Rows:
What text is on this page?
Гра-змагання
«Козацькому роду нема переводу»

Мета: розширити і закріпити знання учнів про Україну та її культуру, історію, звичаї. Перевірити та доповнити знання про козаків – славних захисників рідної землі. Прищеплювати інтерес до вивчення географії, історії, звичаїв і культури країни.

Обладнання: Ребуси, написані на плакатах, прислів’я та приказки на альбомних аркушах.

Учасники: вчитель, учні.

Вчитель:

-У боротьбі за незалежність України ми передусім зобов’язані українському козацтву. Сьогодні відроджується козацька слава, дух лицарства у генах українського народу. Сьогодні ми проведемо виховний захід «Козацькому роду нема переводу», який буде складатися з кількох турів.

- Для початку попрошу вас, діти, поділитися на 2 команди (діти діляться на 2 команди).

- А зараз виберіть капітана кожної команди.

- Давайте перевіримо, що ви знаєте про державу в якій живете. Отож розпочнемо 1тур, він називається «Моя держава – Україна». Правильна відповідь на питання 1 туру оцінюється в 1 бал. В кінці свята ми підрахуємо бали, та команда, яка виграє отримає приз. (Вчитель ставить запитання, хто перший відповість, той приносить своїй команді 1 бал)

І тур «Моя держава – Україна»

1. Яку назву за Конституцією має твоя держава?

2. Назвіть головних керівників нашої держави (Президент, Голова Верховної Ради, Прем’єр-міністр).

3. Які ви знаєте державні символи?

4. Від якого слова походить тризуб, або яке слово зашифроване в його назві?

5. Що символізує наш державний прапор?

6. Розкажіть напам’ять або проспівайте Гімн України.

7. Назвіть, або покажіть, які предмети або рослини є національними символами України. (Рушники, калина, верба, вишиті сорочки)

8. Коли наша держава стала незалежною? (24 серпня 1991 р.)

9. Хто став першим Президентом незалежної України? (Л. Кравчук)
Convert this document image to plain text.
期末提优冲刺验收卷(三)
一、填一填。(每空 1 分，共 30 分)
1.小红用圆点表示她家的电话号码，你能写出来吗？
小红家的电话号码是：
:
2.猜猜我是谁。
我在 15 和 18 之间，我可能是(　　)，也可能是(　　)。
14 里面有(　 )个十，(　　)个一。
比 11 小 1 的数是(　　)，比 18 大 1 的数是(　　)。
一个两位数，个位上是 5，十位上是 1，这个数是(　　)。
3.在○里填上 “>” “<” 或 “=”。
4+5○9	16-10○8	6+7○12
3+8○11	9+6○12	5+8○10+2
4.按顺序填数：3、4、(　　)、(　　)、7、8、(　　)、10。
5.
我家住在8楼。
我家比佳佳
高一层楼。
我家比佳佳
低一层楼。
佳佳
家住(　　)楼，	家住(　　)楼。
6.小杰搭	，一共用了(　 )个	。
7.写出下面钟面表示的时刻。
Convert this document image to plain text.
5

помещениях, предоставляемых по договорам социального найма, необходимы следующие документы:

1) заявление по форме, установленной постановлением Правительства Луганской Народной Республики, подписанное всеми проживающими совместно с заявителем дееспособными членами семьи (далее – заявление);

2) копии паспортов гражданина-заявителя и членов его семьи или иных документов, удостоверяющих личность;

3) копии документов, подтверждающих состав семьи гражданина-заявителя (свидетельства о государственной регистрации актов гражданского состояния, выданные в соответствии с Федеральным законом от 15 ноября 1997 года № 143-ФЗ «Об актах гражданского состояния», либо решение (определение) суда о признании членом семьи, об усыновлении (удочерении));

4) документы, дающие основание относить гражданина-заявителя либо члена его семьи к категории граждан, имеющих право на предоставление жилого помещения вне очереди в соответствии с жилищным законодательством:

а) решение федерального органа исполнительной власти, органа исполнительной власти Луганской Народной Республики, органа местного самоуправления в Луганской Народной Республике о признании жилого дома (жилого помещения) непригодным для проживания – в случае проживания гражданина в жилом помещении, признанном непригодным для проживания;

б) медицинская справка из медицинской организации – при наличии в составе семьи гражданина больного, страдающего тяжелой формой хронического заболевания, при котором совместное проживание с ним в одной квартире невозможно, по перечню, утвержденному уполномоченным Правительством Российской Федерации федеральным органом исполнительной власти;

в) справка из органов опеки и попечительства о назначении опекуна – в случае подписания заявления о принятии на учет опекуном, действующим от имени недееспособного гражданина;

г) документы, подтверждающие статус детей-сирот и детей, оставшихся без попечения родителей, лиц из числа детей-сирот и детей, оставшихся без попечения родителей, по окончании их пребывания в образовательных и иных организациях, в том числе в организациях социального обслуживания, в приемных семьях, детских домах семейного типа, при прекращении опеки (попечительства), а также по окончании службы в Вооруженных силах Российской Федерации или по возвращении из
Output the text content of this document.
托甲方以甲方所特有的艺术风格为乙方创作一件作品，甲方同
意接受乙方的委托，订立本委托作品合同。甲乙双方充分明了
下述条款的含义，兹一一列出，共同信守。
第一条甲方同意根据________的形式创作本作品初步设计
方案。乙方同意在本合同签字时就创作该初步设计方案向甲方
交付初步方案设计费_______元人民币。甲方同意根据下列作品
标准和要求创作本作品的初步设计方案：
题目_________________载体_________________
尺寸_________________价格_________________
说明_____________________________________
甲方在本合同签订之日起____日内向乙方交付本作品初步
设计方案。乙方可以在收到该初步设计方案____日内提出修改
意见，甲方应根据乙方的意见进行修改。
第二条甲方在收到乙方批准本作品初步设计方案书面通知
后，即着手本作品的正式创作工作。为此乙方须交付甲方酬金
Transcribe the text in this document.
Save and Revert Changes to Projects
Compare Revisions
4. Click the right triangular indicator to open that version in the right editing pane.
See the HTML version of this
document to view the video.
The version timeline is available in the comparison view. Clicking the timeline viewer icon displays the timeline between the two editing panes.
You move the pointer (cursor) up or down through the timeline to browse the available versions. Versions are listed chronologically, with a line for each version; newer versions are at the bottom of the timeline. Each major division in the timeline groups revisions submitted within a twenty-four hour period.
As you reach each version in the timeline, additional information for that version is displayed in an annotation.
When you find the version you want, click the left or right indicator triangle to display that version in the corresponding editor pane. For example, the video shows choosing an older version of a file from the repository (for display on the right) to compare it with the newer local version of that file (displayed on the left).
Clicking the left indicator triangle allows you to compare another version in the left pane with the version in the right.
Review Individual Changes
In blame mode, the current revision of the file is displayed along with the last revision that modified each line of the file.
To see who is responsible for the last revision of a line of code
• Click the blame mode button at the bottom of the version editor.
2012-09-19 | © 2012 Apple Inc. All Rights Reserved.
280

Work to be completed: Looking at the entries above, state how many lines contain "newer"; give the number alone.

Task response: 2